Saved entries

########

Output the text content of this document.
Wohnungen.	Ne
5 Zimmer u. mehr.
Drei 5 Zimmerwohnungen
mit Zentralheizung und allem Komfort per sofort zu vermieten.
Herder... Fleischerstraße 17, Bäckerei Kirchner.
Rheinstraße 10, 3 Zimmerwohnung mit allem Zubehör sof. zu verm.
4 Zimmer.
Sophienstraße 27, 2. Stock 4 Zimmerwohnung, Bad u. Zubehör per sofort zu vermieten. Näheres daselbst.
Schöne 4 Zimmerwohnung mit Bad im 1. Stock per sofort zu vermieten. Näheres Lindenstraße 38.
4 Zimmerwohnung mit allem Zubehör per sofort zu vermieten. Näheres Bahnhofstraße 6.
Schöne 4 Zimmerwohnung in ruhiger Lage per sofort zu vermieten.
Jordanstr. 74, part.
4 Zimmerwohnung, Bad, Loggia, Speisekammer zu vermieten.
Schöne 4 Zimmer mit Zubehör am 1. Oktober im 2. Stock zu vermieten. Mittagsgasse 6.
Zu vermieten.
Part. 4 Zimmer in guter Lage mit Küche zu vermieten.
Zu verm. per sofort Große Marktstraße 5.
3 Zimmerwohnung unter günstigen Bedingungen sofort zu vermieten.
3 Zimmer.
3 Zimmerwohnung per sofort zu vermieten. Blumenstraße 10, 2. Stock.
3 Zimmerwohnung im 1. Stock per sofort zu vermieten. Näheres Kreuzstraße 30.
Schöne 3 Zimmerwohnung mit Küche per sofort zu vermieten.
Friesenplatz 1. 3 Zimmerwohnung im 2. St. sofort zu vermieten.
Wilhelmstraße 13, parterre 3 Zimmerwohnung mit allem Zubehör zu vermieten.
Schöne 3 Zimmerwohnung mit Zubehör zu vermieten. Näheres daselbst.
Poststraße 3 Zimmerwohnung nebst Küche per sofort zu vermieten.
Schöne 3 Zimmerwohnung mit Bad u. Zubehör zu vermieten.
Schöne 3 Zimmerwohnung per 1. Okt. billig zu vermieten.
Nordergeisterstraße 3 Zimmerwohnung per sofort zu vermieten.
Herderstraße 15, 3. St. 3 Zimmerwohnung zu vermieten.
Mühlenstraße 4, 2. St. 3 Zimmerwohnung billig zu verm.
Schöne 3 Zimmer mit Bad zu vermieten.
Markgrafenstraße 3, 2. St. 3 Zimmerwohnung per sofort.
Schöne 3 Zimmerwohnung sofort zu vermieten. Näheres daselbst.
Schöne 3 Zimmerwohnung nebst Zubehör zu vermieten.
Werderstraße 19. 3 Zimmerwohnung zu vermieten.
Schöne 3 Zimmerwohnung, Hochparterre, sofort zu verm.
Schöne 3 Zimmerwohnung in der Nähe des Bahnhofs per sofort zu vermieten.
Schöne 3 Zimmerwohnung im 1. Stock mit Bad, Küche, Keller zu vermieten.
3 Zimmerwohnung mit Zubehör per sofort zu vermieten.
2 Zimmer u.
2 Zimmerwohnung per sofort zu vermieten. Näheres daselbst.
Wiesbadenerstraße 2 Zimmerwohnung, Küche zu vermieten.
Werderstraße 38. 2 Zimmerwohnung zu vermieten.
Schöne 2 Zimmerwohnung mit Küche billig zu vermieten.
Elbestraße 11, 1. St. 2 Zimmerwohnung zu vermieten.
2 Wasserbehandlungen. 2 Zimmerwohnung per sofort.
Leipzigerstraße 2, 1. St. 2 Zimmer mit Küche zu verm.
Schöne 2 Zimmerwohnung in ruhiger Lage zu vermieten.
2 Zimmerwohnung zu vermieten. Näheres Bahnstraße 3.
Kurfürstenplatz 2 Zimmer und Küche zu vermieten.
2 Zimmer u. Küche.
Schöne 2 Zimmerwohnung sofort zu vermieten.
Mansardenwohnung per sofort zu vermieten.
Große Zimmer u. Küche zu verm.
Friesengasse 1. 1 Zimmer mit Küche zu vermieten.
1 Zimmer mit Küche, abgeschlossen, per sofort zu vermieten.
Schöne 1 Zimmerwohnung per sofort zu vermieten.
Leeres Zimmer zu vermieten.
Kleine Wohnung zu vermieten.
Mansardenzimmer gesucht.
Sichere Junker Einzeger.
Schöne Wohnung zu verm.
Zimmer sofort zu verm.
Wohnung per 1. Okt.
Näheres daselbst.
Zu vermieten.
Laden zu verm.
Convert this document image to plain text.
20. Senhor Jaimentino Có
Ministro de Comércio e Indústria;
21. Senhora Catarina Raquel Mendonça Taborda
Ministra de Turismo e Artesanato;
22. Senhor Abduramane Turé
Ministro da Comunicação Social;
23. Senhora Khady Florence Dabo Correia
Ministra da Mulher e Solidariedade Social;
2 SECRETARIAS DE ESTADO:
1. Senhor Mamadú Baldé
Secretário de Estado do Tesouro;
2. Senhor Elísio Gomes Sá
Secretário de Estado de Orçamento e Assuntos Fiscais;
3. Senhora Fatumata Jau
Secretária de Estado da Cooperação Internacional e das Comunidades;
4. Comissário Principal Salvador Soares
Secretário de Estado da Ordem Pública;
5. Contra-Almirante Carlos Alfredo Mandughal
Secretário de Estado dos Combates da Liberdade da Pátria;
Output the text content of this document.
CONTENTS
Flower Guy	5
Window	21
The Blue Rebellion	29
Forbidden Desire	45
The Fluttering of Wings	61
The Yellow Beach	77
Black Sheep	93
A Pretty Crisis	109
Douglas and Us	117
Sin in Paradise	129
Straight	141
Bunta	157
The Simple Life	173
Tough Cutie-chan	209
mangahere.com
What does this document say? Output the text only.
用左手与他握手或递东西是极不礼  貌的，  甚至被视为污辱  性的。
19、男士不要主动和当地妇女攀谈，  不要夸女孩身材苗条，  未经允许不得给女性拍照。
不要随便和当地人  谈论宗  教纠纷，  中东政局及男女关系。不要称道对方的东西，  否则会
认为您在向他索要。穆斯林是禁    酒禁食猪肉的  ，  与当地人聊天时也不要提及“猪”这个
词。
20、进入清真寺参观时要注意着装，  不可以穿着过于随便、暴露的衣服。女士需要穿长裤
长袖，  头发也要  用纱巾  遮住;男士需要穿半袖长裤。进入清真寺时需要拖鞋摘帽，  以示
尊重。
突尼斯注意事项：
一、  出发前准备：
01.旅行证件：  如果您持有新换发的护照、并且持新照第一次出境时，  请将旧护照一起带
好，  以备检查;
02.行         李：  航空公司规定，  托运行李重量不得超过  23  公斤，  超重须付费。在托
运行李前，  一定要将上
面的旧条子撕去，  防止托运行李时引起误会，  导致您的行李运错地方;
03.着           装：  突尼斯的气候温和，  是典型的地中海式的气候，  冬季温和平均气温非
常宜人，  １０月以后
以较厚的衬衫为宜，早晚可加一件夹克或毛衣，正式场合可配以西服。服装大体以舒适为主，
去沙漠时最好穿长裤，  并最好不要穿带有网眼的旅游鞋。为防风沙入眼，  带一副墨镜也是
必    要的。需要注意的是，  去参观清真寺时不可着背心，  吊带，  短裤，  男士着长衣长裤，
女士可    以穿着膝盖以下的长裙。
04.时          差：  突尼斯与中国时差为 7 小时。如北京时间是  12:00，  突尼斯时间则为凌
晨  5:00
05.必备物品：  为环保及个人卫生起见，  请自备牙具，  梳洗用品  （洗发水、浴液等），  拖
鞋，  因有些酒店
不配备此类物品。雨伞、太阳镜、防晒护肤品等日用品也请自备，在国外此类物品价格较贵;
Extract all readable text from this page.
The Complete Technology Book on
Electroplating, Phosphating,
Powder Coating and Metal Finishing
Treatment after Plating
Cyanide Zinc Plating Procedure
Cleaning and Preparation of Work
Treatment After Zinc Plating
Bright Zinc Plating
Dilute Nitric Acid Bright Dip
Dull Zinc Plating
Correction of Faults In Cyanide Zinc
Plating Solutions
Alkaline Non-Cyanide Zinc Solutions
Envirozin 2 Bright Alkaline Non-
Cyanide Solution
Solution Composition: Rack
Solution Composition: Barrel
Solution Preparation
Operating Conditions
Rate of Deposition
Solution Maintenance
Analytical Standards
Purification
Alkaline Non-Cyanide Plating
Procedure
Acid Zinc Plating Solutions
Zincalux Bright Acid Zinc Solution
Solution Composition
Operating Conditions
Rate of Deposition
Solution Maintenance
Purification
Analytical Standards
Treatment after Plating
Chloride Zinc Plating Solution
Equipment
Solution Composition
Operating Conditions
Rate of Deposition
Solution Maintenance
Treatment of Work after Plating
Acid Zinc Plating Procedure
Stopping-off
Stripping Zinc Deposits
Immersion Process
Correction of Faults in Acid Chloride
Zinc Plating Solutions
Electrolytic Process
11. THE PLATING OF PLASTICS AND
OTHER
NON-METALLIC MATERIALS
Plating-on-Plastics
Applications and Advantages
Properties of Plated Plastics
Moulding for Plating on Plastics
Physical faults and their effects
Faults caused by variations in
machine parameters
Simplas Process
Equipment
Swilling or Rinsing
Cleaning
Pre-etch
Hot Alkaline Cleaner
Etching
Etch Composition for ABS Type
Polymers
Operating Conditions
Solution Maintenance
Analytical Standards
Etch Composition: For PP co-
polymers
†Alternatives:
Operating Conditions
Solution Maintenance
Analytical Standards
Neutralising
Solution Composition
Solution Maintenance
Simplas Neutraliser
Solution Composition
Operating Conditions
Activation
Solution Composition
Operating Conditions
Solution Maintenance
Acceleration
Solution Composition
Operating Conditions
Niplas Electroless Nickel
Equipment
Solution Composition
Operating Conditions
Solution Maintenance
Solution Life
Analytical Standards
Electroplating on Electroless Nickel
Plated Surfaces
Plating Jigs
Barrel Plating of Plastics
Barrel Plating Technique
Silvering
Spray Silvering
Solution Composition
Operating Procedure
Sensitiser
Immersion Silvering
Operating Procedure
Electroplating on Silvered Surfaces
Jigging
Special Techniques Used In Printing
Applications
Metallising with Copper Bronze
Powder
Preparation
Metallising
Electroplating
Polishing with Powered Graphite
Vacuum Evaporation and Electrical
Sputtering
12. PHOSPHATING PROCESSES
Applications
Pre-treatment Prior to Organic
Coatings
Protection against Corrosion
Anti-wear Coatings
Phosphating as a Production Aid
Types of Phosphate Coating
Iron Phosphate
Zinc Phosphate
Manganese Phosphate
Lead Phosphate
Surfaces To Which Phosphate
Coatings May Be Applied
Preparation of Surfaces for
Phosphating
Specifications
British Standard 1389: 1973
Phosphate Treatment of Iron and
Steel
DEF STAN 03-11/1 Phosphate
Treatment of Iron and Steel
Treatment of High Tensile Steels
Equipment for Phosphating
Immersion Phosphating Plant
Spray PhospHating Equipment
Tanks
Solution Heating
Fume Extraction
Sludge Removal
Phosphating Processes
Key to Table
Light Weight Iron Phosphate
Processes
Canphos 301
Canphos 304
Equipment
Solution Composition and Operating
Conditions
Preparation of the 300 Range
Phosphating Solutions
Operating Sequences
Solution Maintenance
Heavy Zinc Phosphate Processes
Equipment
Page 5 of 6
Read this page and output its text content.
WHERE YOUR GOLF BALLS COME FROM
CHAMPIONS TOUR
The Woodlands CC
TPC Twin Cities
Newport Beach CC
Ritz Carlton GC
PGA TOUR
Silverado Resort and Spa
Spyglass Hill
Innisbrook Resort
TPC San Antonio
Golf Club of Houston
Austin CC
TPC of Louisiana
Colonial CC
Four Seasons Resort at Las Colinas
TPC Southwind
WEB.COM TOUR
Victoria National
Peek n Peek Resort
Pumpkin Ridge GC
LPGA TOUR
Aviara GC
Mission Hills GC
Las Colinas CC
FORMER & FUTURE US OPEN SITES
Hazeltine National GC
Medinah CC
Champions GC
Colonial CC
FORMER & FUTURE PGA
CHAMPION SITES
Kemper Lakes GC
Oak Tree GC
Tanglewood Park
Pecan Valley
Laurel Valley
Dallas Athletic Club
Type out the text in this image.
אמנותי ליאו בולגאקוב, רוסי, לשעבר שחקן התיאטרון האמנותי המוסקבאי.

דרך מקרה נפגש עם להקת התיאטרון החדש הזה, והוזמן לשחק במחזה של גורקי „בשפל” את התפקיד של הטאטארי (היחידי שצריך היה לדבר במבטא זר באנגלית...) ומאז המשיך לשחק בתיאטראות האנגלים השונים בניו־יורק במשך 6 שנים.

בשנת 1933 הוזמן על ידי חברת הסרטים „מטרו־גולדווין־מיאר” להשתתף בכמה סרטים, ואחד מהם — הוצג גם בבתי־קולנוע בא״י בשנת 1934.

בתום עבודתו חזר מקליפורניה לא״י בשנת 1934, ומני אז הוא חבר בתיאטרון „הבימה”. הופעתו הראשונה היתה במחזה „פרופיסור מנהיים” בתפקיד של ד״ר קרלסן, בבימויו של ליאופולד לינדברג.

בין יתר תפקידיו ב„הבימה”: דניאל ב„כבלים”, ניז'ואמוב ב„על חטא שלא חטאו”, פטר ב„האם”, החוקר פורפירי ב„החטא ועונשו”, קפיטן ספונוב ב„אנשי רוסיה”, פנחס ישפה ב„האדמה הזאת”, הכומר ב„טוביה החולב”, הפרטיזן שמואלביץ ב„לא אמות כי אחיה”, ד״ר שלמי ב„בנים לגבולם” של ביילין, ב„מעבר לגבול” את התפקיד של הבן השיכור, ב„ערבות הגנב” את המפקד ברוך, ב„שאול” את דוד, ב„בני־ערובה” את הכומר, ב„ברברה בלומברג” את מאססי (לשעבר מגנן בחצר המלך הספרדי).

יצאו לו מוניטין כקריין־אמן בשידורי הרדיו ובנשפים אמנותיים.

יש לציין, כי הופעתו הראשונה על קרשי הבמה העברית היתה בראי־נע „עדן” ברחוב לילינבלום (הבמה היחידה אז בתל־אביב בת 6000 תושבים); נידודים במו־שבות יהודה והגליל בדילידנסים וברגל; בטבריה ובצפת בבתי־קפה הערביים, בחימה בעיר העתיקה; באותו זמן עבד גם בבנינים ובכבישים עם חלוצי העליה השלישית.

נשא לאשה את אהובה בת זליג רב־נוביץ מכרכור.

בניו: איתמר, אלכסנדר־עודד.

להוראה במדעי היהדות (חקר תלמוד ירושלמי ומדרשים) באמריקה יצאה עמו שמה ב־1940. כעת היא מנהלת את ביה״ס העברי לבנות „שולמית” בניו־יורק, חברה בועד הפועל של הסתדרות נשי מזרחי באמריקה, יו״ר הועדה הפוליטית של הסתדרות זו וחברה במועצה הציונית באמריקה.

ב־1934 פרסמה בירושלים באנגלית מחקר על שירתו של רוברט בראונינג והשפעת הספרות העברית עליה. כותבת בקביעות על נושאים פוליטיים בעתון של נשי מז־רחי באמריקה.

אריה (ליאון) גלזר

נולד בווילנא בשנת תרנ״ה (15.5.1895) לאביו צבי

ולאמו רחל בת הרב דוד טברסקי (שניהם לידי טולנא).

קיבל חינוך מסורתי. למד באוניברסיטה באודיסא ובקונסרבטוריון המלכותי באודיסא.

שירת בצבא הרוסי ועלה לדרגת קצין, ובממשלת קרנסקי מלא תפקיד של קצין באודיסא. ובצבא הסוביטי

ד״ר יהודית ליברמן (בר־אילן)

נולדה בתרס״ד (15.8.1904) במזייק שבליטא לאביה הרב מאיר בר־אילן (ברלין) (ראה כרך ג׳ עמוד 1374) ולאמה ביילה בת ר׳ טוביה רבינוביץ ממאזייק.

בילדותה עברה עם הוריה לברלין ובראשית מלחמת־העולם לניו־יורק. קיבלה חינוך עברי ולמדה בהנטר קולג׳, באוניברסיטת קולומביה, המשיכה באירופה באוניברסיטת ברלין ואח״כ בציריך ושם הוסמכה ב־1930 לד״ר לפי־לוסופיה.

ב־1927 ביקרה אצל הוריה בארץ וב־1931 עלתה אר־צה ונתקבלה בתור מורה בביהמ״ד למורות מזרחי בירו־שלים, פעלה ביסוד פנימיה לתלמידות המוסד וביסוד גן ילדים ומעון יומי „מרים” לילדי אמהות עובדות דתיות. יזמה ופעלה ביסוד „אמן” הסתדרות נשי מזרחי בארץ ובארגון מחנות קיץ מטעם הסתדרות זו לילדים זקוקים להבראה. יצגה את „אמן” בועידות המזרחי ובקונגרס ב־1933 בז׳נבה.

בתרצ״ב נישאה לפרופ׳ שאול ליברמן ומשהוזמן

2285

########

Find how many lines of the entries contain "בשנת". Respond with the number only.

3